►
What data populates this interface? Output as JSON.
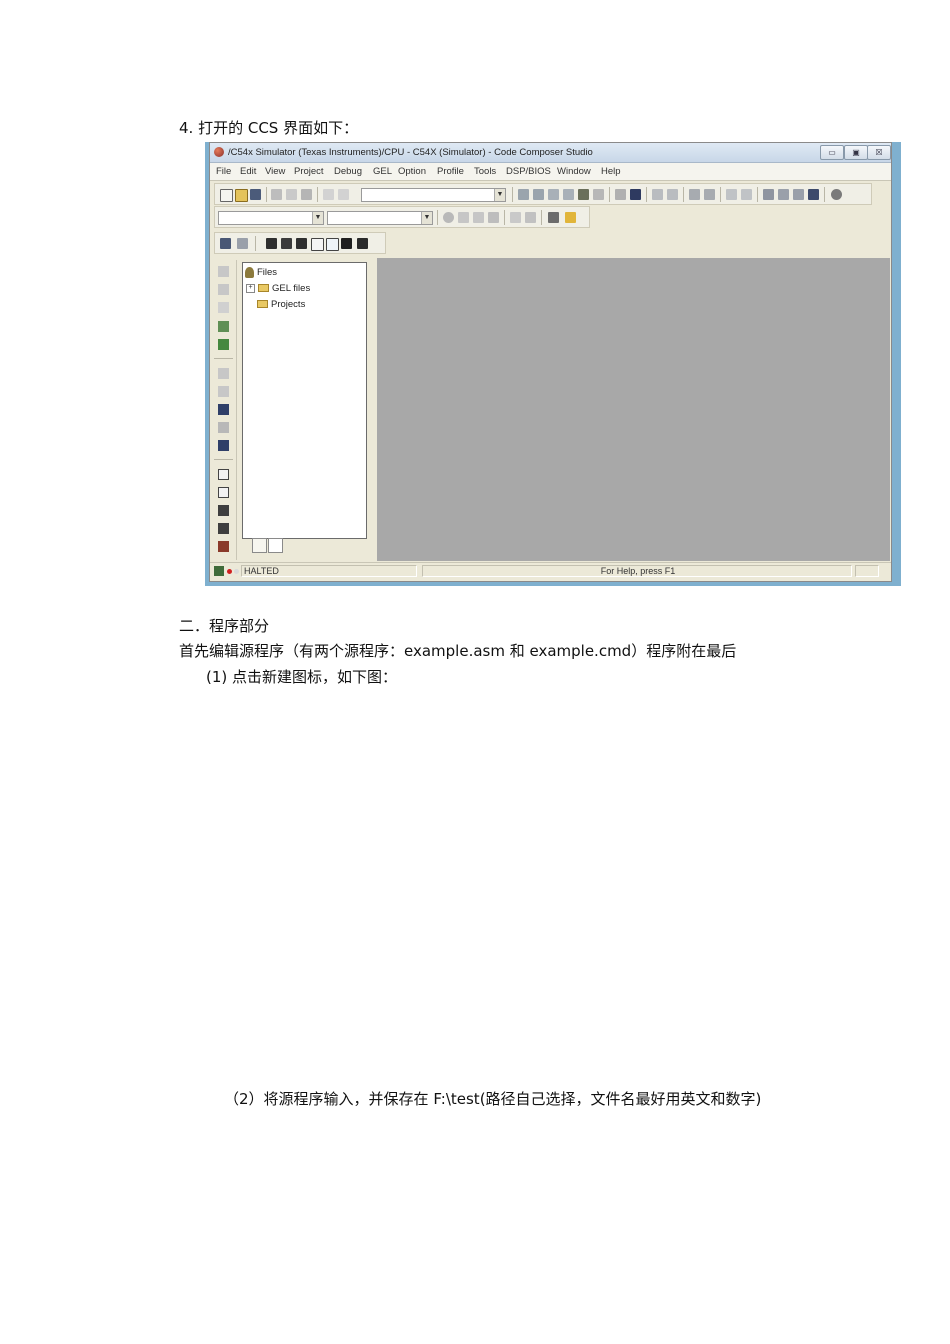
{
  "doc": {
    "item4": "4.    打开的 CCS 界面如下：",
    "section2": "二．程序部分",
    "intro": "首先编辑源程序（有两个源程序：example.asm 和 example.cmd）程序附在最后",
    "step1": "(1)  点击新建图标，如下图：",
    "step2": "（2）将源程序输入，并保存在 F:\\test(路径自己选择，文件名最好用英文和数字)"
  },
  "ccs": {
    "title": "/C54x Simulator (Texas Instruments)/CPU - C54X (Simulator) - Code Composer Studio",
    "window_buttons": [
      "▭",
      "▣",
      "☒"
    ],
    "menu": [
      "File",
      "Edit",
      "View",
      "Project",
      "Debug",
      "GEL",
      "Option",
      "Profile",
      "Tools",
      "DSP/BIOS",
      "Window",
      "Help"
    ],
    "tree": {
      "root": "Files",
      "items": [
        "GEL files",
        "Projects"
      ]
    },
    "status": {
      "state": "HALTED",
      "help": "For Help, press F1"
    },
    "icons": {
      "app": "ccs-app-icon",
      "root": "workspace-icon",
      "folder": "folder-icon"
    }
  }
}
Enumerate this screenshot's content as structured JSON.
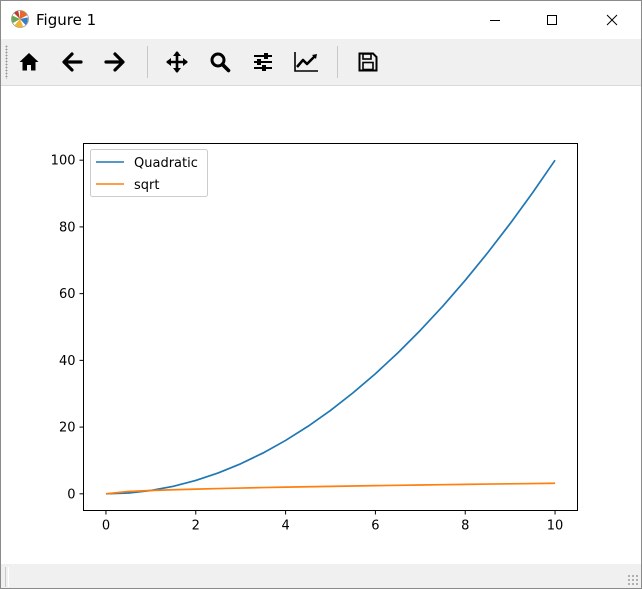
{
  "window": {
    "title": "Figure 1",
    "controls": {
      "minimize": "minimize",
      "maximize": "maximize",
      "close": "close"
    }
  },
  "toolbar": {
    "buttons": [
      {
        "name": "home",
        "icon": "home-icon"
      },
      {
        "name": "back",
        "icon": "arrow-left-icon"
      },
      {
        "name": "forward",
        "icon": "arrow-right-icon"
      },
      {
        "name": "pan",
        "icon": "move-icon"
      },
      {
        "name": "zoom",
        "icon": "magnifier-icon"
      },
      {
        "name": "subplots",
        "icon": "sliders-icon"
      },
      {
        "name": "customize",
        "icon": "line-chart-icon"
      },
      {
        "name": "save",
        "icon": "floppy-disk-icon"
      }
    ]
  },
  "colors": {
    "series_quadratic": "#1f77b4",
    "series_sqrt": "#ff7f0e",
    "toolbar_bg": "#f0f0f0"
  },
  "chart_data": {
    "type": "line",
    "title": "",
    "xlabel": "",
    "ylabel": "",
    "xlim": [
      -0.5,
      10.5
    ],
    "ylim": [
      -5,
      105
    ],
    "xticks": [
      0,
      2,
      4,
      6,
      8,
      10
    ],
    "yticks": [
      0,
      20,
      40,
      60,
      80,
      100
    ],
    "xtick_labels": [
      "0",
      "2",
      "4",
      "6",
      "8",
      "10"
    ],
    "ytick_labels": [
      "0",
      "20",
      "40",
      "60",
      "80",
      "100"
    ],
    "grid": false,
    "legend_position": "top-left",
    "x": [
      0,
      0.5,
      1,
      1.5,
      2,
      2.5,
      3,
      3.5,
      4,
      4.5,
      5,
      5.5,
      6,
      6.5,
      7,
      7.5,
      8,
      8.5,
      9,
      9.5,
      10
    ],
    "series": [
      {
        "name": "Quadratic",
        "color": "#1f77b4",
        "values": [
          0,
          0.25,
          1,
          2.25,
          4,
          6.25,
          9,
          12.25,
          16,
          20.25,
          25,
          30.25,
          36,
          42.25,
          49,
          56.25,
          64,
          72.25,
          81,
          90.25,
          100
        ]
      },
      {
        "name": "sqrt",
        "color": "#ff7f0e",
        "values": [
          0,
          0.71,
          1,
          1.22,
          1.41,
          1.58,
          1.73,
          1.87,
          2,
          2.12,
          2.24,
          2.35,
          2.45,
          2.55,
          2.65,
          2.74,
          2.83,
          2.92,
          3,
          3.08,
          3.16
        ]
      }
    ]
  }
}
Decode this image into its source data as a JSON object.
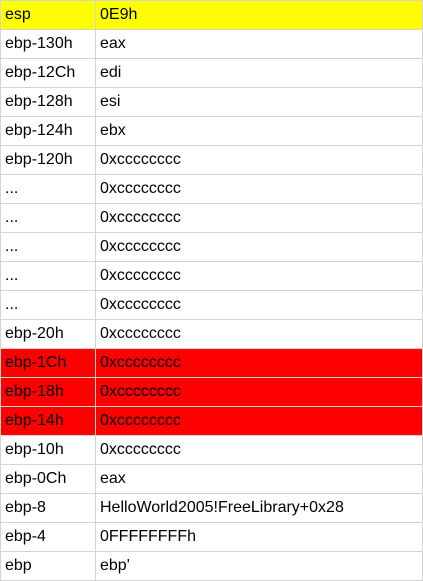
{
  "colors": {
    "yellow_highlight": "#FFFF00",
    "red_highlight": "#FF0000",
    "grid_line": "#D4D4D4"
  },
  "rows": [
    {
      "addr": "esp",
      "value": "0E9h",
      "highlight": "yellow"
    },
    {
      "addr": "ebp-130h",
      "value": "eax",
      "highlight": ""
    },
    {
      "addr": "ebp-12Ch",
      "value": "edi",
      "highlight": ""
    },
    {
      "addr": "ebp-128h",
      "value": "esi",
      "highlight": ""
    },
    {
      "addr": "ebp-124h",
      "value": "ebx",
      "highlight": ""
    },
    {
      "addr": "ebp-120h",
      "value": "0xcccccccc",
      "highlight": ""
    },
    {
      "addr": "...",
      "value": "0xcccccccc",
      "highlight": ""
    },
    {
      "addr": "...",
      "value": "0xcccccccc",
      "highlight": ""
    },
    {
      "addr": "...",
      "value": "0xcccccccc",
      "highlight": ""
    },
    {
      "addr": "...",
      "value": "0xcccccccc",
      "highlight": ""
    },
    {
      "addr": "...",
      "value": "0xcccccccc",
      "highlight": ""
    },
    {
      "addr": "ebp-20h",
      "value": "0xcccccccc",
      "highlight": ""
    },
    {
      "addr": "ebp-1Ch",
      "value": "0xcccccccc",
      "highlight": "red"
    },
    {
      "addr": "ebp-18h",
      "value": "0xcccccccc",
      "highlight": "red"
    },
    {
      "addr": "ebp-14h",
      "value": "0xcccccccc",
      "highlight": "red"
    },
    {
      "addr": "ebp-10h",
      "value": "0xcccccccc",
      "highlight": ""
    },
    {
      "addr": "ebp-0Ch",
      "value": "eax",
      "highlight": ""
    },
    {
      "addr": "ebp-8",
      "value": "HelloWorld2005!FreeLibrary+0x28",
      "highlight": ""
    },
    {
      "addr": "ebp-4",
      "value": "0FFFFFFFFh",
      "highlight": ""
    },
    {
      "addr": "ebp",
      "value": "ebp'",
      "highlight": ""
    }
  ]
}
◄
**EXERCISE**. Except for the pictures, copy the material above exactly.

**WRITTEN ANSWER**.
What data populates this interface? Output as JSON.
{
  "doc": {
    "item4": "4.    打开的 CCS 界面如下：",
    "section2": "二．程序部分",
    "intro": "首先编辑源程序（有两个源程序：example.asm 和 example.cmd）程序附在最后",
    "step1": "(1)  点击新建图标，如下图：",
    "step2": "（2）将源程序输入，并保存在 F:\\test(路径自己选择，文件名最好用英文和数字)"
  },
  "ccs": {
    "title": "/C54x Simulator (Texas Instruments)/CPU - C54X (Simulator) - Code Composer Studio",
    "window_buttons": [
      "▭",
      "▣",
      "☒"
    ],
    "menu": [
      "File",
      "Edit",
      "View",
      "Project",
      "Debug",
      "GEL",
      "Option",
      "Profile",
      "Tools",
      "DSP/BIOS",
      "Window",
      "Help"
    ],
    "tree": {
      "root": "Files",
      "items": [
        "GEL files",
        "Projects"
      ]
    },
    "status": {
      "state": "HALTED",
      "help": "For Help, press F1"
    },
    "icons": {
      "app": "ccs-app-icon",
      "root": "workspace-icon",
      "folder": "folder-icon"
    }
  }
}
Enumerate this screenshot's content as structured JSON.
{
  "window": {
    "title": "Figure 1",
    "controls": {
      "minimize": "minimize",
      "maximize": "maximize",
      "close": "close"
    }
  },
  "toolbar": {
    "buttons": [
      {
        "name": "home",
        "icon": "home-icon"
      },
      {
        "name": "back",
        "icon": "arrow-left-icon"
      },
      {
        "name": "forward",
        "icon": "arrow-right-icon"
      },
      {
        "name": "pan",
        "icon": "move-icon"
      },
      {
        "name": "zoom",
        "icon": "magnifier-icon"
      },
      {
        "name": "subplots",
        "icon": "sliders-icon"
      },
      {
        "name": "customize",
        "icon": "line-chart-icon"
      },
      {
        "name": "save",
        "icon": "floppy-disk-icon"
      }
    ]
  },
  "colors": {
    "series_quadratic": "#1f77b4",
    "series_sqrt": "#ff7f0e",
    "toolbar_bg": "#f0f0f0"
  },
  "chart_data": {
    "type": "line",
    "title": "",
    "xlabel": "",
    "ylabel": "",
    "xlim": [
      -0.5,
      10.5
    ],
    "ylim": [
      -5,
      105
    ],
    "xticks": [
      0,
      2,
      4,
      6,
      8,
      10
    ],
    "yticks": [
      0,
      20,
      40,
      60,
      80,
      100
    ],
    "xtick_labels": [
      "0",
      "2",
      "4",
      "6",
      "8",
      "10"
    ],
    "ytick_labels": [
      "0",
      "20",
      "40",
      "60",
      "80",
      "100"
    ],
    "grid": false,
    "legend_position": "top-left",
    "x": [
      0,
      0.5,
      1,
      1.5,
      2,
      2.5,
      3,
      3.5,
      4,
      4.5,
      5,
      5.5,
      6,
      6.5,
      7,
      7.5,
      8,
      8.5,
      9,
      9.5,
      10
    ],
    "series": [
      {
        "name": "Quadratic",
        "color": "#1f77b4",
        "values": [
          0,
          0.25,
          1,
          2.25,
          4,
          6.25,
          9,
          12.25,
          16,
          20.25,
          25,
          30.25,
          36,
          42.25,
          49,
          56.25,
          64,
          72.25,
          81,
          90.25,
          100
        ]
      },
      {
        "name": "sqrt",
        "color": "#ff7f0e",
        "values": [
          0,
          0.71,
          1,
          1.22,
          1.41,
          1.58,
          1.73,
          1.87,
          2,
          2.12,
          2.24,
          2.35,
          2.45,
          2.55,
          2.65,
          2.74,
          2.83,
          2.92,
          3,
          3.08,
          3.16
        ]
      }
    ]
  }
}
Decode this image into its source data as a JSON object.
{
  "colors": {
    "yellow_highlight": "#FFFF00",
    "red_highlight": "#FF0000",
    "grid_line": "#D4D4D4"
  },
  "rows": [
    {
      "addr": "esp",
      "value": "0E9h",
      "highlight": "yellow"
    },
    {
      "addr": "ebp-130h",
      "value": "eax",
      "highlight": ""
    },
    {
      "addr": "ebp-12Ch",
      "value": "edi",
      "highlight": ""
    },
    {
      "addr": "ebp-128h",
      "value": "esi",
      "highlight": ""
    },
    {
      "addr": "ebp-124h",
      "value": "ebx",
      "highlight": ""
    },
    {
      "addr": "ebp-120h",
      "value": "0xcccccccc",
      "highlight": ""
    },
    {
      "addr": "...",
      "value": "0xcccccccc",
      "highlight": ""
    },
    {
      "addr": "...",
      "value": "0xcccccccc",
      "highlight": ""
    },
    {
      "addr": "...",
      "value": "0xcccccccc",
      "highlight": ""
    },
    {
      "addr": "...",
      "value": "0xcccccccc",
      "highlight": ""
    },
    {
      "addr": "...",
      "value": "0xcccccccc",
      "highlight": ""
    },
    {
      "addr": "ebp-20h",
      "value": "0xcccccccc",
      "highlight": ""
    },
    {
      "addr": "ebp-1Ch",
      "value": "0xcccccccc",
      "highlight": "red"
    },
    {
      "addr": "ebp-18h",
      "value": "0xcccccccc",
      "highlight": "red"
    },
    {
      "addr": "ebp-14h",
      "value": "0xcccccccc",
      "highlight": "red"
    },
    {
      "addr": "ebp-10h",
      "value": "0xcccccccc",
      "highlight": ""
    },
    {
      "addr": "ebp-0Ch",
      "value": "eax",
      "highlight": ""
    },
    {
      "addr": "ebp-8",
      "value": "HelloWorld2005!FreeLibrary+0x28",
      "highlight": ""
    },
    {
      "addr": "ebp-4",
      "value": "0FFFFFFFFh",
      "highlight": ""
    },
    {
      "addr": "ebp",
      "value": "ebp'",
      "highlight": ""
    }
  ]
}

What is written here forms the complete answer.